# [YOUR GOAL]
Search the data for the string "költői" and gather each line it is in.

** Start RAW RECORDS **

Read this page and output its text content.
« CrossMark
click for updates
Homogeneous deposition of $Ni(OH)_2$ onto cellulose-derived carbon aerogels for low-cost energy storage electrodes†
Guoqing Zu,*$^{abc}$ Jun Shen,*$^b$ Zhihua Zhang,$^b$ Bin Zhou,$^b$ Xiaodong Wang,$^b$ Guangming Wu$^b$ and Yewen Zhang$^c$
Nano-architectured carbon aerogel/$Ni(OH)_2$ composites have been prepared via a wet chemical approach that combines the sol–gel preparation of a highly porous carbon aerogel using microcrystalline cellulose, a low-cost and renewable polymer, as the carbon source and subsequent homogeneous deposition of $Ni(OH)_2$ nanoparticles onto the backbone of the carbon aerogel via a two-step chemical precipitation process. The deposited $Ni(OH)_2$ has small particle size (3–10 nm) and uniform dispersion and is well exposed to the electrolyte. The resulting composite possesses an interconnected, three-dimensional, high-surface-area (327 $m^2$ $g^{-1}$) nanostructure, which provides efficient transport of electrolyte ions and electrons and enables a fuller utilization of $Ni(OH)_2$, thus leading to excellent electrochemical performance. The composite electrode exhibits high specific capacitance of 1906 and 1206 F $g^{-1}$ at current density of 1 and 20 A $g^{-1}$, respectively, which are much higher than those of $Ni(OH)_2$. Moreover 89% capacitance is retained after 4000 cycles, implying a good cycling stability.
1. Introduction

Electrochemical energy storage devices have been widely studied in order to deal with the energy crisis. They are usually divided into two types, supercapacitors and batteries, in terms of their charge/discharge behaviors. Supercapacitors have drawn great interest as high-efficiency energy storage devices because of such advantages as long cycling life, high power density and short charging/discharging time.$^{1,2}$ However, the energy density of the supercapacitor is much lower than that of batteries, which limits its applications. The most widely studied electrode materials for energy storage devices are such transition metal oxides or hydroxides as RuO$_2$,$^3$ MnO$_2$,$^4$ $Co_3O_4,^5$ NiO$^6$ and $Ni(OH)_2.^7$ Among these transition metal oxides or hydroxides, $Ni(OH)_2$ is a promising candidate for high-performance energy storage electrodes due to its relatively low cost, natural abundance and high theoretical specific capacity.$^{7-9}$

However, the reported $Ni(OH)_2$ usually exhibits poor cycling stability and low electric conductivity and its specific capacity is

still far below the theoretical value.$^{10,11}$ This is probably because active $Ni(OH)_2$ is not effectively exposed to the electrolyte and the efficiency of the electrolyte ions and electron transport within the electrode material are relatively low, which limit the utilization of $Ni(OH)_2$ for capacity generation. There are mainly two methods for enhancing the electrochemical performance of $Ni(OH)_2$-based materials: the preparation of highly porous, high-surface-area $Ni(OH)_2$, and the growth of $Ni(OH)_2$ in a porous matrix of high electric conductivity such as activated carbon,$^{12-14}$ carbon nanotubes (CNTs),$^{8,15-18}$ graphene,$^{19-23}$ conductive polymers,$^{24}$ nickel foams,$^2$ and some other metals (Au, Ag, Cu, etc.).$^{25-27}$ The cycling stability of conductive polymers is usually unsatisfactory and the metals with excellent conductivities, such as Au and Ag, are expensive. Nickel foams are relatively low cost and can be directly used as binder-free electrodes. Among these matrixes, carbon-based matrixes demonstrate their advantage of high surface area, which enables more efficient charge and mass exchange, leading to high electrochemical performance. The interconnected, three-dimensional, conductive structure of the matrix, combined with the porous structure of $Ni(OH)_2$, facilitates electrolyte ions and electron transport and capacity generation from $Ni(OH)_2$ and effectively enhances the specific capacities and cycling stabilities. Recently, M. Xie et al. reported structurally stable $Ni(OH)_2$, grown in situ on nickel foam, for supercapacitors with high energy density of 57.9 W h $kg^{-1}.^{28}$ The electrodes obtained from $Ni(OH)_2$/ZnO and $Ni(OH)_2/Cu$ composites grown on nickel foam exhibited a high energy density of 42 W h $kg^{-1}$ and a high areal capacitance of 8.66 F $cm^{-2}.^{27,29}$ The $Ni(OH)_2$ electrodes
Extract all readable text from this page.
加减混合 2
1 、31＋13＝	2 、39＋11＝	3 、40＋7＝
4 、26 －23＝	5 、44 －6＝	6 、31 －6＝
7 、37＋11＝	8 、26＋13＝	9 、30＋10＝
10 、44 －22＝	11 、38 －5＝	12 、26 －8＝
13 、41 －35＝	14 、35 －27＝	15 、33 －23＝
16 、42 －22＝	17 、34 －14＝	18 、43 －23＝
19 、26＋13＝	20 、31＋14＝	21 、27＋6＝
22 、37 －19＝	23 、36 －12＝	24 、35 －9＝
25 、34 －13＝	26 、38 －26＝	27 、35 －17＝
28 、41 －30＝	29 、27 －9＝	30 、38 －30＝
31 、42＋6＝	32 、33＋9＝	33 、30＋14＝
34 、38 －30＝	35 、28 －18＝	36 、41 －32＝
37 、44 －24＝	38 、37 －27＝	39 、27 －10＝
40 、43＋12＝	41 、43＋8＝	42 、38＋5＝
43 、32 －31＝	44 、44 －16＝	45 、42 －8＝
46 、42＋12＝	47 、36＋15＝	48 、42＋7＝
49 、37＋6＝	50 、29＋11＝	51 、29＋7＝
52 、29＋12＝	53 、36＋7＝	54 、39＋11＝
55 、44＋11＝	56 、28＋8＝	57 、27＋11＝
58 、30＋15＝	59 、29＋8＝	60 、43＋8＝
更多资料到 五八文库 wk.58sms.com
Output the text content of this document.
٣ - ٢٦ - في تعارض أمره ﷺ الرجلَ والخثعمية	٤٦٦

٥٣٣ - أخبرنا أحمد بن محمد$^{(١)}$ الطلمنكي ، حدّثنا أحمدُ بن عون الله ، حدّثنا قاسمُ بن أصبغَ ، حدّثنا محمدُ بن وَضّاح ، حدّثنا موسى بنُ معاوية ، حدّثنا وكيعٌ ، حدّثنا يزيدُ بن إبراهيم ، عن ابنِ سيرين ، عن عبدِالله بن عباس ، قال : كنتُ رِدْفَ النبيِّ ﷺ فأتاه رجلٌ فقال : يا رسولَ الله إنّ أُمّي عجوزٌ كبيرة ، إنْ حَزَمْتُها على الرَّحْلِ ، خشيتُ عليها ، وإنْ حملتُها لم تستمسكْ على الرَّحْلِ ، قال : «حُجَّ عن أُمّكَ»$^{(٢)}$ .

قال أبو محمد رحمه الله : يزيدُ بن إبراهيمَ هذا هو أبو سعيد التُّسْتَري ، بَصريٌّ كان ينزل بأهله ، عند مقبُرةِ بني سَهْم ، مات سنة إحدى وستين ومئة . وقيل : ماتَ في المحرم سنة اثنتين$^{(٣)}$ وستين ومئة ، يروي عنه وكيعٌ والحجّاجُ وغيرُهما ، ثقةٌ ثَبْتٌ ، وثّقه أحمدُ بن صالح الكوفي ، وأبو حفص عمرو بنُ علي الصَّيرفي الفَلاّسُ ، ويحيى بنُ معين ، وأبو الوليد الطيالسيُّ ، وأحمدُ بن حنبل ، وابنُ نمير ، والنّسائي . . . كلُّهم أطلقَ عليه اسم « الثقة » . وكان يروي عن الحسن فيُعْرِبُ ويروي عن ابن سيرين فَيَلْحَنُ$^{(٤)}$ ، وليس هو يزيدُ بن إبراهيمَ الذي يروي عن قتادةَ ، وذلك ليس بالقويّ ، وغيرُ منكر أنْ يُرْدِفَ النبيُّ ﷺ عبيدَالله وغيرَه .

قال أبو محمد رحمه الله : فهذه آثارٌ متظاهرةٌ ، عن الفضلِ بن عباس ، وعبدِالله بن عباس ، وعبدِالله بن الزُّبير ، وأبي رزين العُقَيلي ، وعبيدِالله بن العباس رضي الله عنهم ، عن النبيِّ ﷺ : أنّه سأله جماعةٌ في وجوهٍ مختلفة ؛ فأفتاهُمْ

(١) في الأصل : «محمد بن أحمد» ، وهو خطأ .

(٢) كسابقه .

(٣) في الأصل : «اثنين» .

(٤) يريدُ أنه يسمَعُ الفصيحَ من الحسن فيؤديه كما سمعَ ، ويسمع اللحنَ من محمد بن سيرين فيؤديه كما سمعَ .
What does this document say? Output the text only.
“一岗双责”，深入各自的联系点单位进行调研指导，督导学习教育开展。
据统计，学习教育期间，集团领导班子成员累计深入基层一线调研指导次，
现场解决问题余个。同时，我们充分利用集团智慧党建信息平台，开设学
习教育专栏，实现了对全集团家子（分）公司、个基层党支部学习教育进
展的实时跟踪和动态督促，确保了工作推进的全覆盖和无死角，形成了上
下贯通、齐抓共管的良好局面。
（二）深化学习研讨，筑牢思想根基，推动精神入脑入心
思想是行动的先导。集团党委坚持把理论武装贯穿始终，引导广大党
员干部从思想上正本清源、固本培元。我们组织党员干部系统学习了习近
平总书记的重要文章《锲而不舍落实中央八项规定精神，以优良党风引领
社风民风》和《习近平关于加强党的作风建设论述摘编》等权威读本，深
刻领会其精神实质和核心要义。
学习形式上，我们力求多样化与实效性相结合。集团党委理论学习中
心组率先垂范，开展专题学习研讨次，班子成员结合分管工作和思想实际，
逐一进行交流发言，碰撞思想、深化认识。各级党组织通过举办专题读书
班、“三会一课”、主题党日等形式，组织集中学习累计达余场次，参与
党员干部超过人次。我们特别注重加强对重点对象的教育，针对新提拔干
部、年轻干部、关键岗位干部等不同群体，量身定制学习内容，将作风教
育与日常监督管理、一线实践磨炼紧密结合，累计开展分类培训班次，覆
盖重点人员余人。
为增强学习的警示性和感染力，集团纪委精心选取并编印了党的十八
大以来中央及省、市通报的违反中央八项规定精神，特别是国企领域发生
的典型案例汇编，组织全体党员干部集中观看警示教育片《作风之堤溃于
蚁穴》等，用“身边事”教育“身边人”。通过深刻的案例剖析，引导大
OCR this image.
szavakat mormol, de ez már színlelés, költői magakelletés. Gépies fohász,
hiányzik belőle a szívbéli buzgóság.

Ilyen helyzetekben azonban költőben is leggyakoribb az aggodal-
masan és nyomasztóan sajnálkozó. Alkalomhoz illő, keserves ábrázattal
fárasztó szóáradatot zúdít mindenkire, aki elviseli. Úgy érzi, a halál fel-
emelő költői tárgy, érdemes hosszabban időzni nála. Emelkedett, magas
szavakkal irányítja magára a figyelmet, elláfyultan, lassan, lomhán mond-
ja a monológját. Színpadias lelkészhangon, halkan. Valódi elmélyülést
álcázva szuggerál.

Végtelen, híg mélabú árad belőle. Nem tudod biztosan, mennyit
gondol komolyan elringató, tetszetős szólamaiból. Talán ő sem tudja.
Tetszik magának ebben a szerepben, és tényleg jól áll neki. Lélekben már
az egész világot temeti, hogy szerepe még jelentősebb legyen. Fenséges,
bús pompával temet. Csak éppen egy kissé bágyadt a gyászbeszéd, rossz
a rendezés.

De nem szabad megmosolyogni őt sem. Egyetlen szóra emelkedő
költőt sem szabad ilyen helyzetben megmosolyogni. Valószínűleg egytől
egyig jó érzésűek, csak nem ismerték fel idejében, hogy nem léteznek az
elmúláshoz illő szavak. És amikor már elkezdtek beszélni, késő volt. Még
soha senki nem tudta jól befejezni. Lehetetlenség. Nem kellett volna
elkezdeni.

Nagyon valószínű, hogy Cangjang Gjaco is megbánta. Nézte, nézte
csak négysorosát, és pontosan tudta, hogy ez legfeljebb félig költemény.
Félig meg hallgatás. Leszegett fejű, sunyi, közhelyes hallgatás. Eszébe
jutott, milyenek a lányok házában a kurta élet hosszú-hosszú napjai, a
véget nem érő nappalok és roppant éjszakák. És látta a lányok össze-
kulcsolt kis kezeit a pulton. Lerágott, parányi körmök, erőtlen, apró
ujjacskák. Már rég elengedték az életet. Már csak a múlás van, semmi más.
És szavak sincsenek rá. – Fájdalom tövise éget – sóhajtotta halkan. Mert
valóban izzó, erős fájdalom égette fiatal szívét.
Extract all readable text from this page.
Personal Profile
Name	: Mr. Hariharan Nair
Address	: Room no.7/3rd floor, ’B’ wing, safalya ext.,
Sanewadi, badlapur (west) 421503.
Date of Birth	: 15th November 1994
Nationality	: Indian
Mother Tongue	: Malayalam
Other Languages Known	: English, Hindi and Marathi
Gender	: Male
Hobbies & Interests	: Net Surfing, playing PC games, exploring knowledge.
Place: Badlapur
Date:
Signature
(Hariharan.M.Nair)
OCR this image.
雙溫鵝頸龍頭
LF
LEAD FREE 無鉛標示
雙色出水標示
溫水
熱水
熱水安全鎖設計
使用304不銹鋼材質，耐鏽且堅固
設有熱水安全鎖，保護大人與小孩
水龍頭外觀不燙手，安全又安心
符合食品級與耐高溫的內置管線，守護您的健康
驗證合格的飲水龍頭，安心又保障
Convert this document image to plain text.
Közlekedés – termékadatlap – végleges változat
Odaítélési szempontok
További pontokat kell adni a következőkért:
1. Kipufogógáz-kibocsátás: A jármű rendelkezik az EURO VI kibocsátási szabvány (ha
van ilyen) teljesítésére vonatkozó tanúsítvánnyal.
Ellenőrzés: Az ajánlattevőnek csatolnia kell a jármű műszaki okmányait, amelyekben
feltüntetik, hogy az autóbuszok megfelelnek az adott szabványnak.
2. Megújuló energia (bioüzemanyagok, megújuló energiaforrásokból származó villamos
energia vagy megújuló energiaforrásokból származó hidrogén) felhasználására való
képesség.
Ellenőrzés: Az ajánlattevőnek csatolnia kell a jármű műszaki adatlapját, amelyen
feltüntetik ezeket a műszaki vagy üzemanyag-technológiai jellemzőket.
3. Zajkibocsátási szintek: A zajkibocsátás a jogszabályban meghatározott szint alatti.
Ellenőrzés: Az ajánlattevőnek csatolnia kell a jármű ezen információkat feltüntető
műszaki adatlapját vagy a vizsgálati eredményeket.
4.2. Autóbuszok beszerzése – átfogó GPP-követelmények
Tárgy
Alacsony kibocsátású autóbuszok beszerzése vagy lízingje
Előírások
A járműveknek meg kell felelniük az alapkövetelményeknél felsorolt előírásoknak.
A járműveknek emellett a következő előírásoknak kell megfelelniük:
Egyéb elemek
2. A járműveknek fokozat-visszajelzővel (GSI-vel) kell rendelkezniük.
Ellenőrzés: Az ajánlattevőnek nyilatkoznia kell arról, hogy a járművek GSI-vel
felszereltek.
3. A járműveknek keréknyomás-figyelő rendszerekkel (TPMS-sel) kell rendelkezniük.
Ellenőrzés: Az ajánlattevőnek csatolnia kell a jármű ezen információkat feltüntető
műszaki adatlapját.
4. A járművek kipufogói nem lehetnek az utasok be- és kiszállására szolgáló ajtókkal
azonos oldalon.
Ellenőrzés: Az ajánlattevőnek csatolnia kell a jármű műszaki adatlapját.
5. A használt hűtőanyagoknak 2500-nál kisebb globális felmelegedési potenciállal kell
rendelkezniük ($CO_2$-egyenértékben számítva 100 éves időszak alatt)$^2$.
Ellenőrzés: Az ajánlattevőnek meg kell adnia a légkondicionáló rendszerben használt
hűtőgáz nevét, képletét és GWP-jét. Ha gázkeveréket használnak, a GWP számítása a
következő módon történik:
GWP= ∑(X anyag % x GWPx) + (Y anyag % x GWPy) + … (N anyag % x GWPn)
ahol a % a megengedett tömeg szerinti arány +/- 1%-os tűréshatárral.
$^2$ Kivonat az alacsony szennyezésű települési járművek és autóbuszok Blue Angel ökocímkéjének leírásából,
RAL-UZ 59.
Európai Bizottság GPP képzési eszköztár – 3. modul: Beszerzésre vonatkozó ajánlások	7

** End RAW RECORDS **

# [SOLUTION]
szavakat mormol, de ez már színlelés, költői magakelletés. Gépies fohász,
emelő költői tárgy, érdemes hosszabban időzni nála. Emelkedett, magas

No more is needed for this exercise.